▶ _REQUIREMENTS_
Below are the records; collect from them each line containing the string "still".

** BEGIN EXCERPTED RECORDS **

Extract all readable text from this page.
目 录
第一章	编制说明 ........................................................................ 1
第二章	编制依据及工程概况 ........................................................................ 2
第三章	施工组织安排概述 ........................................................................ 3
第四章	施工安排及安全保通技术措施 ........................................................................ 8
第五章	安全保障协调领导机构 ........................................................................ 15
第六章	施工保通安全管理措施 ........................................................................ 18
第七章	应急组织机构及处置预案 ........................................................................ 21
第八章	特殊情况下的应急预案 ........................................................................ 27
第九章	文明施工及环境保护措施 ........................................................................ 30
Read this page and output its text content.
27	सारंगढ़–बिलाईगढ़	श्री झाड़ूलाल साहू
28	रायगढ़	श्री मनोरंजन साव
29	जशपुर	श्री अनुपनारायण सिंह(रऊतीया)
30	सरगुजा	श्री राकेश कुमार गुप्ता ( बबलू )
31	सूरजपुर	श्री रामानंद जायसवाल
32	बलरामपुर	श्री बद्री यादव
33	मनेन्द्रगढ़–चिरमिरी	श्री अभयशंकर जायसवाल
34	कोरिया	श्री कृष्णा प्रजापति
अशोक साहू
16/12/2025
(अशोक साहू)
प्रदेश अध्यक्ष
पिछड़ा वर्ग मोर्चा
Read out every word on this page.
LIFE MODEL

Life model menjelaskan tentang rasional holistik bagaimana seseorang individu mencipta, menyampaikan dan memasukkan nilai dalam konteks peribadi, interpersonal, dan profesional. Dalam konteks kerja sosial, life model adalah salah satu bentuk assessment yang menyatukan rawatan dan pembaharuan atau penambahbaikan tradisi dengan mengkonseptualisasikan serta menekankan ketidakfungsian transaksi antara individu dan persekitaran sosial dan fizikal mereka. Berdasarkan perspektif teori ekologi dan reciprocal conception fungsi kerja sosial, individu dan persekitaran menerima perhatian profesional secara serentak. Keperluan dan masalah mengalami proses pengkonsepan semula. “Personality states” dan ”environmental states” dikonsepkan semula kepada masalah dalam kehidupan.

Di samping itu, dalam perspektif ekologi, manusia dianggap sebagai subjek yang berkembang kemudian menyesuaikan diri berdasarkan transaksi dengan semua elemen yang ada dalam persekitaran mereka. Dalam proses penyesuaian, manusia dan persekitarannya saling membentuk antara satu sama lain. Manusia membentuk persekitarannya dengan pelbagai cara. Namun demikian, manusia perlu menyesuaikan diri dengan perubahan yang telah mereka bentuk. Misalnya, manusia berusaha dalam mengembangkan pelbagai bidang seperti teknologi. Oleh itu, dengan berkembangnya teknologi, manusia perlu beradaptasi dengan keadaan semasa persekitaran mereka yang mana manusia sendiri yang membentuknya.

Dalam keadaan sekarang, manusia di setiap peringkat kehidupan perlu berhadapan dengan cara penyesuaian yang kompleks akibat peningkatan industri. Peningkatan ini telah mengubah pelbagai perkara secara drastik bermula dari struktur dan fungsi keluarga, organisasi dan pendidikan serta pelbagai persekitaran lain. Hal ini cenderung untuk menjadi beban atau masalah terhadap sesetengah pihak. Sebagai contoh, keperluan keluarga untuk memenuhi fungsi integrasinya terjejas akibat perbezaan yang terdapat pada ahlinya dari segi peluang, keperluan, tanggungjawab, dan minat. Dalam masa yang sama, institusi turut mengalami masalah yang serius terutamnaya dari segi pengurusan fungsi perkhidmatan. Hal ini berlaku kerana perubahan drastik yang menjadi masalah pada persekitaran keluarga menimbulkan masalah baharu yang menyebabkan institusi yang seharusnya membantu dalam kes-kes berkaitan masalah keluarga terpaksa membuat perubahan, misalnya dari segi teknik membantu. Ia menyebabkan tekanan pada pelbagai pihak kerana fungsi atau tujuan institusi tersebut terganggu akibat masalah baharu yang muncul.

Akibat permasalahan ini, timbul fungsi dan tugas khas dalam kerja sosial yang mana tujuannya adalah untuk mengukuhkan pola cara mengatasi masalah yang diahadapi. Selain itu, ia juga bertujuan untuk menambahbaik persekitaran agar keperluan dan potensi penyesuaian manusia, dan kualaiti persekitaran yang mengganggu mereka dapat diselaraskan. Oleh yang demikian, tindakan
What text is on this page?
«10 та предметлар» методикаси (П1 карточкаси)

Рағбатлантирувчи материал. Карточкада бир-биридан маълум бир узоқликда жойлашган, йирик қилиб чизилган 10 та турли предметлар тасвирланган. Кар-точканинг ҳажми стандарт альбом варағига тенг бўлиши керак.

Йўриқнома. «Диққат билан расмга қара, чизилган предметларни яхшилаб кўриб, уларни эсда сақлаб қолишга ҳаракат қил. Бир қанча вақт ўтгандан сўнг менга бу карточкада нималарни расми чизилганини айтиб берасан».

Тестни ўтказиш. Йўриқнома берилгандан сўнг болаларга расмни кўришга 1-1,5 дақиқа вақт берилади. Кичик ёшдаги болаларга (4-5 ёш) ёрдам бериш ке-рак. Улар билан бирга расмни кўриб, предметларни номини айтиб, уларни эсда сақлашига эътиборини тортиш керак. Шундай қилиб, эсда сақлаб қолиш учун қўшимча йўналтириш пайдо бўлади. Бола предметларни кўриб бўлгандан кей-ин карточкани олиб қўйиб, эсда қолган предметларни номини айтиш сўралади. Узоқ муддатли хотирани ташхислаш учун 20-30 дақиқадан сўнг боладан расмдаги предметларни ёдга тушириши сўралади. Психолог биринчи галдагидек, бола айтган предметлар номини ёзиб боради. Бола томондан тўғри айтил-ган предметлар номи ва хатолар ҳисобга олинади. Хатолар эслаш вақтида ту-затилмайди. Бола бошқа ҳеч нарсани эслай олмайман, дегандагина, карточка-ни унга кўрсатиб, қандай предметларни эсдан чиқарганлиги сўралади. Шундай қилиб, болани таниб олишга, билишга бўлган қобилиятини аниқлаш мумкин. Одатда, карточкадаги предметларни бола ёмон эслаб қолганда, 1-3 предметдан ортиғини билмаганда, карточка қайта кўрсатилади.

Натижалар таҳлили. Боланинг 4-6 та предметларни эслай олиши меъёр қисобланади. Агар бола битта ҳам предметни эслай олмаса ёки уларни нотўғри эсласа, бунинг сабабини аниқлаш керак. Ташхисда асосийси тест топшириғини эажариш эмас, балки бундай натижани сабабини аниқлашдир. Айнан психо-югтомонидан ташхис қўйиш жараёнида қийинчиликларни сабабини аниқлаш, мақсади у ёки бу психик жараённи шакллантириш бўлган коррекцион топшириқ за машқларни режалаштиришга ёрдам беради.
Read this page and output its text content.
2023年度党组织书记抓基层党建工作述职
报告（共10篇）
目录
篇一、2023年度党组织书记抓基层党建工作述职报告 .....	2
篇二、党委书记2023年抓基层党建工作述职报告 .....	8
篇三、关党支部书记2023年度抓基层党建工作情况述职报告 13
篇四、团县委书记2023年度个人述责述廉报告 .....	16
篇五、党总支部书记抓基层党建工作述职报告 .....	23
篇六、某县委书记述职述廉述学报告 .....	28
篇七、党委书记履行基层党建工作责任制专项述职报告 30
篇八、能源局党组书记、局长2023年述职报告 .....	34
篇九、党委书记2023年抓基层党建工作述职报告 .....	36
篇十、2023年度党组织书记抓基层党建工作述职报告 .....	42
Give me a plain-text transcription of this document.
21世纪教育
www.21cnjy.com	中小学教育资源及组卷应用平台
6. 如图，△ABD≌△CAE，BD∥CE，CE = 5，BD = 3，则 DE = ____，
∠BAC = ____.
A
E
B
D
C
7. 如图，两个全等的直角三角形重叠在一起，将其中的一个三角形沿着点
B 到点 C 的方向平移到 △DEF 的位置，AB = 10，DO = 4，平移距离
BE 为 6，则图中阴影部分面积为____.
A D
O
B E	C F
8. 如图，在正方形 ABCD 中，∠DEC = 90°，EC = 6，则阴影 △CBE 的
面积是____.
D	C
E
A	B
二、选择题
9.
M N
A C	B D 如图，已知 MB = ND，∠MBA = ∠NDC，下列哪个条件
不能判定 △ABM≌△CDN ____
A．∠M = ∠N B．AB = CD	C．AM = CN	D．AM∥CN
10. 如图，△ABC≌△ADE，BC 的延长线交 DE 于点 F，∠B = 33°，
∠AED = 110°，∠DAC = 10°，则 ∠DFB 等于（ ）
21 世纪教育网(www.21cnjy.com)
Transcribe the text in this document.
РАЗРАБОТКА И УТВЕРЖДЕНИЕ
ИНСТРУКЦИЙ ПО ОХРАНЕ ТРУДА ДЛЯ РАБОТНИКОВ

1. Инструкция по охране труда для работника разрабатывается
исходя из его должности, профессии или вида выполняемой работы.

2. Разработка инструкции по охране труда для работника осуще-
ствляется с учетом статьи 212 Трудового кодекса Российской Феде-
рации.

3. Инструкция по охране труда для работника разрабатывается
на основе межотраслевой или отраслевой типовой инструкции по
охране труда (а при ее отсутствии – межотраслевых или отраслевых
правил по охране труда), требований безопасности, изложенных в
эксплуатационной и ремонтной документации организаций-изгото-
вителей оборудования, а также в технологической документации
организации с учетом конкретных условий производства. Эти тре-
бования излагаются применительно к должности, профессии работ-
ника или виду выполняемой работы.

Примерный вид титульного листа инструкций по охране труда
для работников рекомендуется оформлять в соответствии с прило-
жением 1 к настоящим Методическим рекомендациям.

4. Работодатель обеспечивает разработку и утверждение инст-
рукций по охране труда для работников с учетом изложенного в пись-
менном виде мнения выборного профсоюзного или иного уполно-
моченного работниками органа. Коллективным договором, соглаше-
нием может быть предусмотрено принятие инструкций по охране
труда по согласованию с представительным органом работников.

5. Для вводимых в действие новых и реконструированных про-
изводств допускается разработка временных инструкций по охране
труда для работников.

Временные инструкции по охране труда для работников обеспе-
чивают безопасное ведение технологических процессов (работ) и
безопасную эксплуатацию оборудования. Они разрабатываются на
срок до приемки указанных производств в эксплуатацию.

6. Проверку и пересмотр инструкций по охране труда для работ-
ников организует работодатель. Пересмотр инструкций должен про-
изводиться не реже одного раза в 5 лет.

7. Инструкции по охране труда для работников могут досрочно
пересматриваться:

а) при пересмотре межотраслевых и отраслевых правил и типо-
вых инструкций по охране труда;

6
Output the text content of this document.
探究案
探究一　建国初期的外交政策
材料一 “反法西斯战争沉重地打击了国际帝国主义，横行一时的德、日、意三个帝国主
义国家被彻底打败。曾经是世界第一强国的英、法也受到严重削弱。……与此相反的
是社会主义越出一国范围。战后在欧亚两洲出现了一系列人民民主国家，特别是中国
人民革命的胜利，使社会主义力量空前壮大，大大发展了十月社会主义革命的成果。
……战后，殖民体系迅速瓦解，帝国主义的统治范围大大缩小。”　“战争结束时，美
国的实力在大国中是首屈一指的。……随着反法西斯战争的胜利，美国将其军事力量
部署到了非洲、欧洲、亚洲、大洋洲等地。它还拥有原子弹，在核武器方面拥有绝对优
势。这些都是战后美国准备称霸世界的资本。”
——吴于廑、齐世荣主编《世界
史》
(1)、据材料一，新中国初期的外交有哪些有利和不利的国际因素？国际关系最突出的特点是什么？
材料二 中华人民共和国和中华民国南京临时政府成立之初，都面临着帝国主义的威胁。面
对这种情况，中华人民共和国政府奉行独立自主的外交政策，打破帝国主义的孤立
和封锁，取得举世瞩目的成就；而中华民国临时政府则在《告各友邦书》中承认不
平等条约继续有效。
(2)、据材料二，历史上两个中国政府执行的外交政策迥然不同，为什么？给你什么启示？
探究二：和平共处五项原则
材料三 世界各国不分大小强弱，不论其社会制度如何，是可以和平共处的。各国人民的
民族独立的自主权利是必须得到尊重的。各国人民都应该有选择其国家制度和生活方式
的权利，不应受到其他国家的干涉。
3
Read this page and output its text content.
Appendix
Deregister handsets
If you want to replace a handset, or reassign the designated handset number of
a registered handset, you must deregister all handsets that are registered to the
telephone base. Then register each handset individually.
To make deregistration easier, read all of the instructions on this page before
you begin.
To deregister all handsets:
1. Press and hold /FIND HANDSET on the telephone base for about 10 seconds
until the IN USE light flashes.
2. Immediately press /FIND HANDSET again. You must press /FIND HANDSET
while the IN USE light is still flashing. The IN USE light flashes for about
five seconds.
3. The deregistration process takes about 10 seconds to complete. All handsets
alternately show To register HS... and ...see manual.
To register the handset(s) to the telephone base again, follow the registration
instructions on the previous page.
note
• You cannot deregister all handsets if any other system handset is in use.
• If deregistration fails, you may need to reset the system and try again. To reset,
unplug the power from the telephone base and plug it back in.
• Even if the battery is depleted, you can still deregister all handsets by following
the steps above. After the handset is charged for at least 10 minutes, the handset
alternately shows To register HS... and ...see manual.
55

** END EXCERPTED RECORDS **

▶ _THE SOLUTION_
while the IN USE light is still flashing. The IN USE light flashes for about
• Even if the battery is depleted, you can still deregister all handsets by following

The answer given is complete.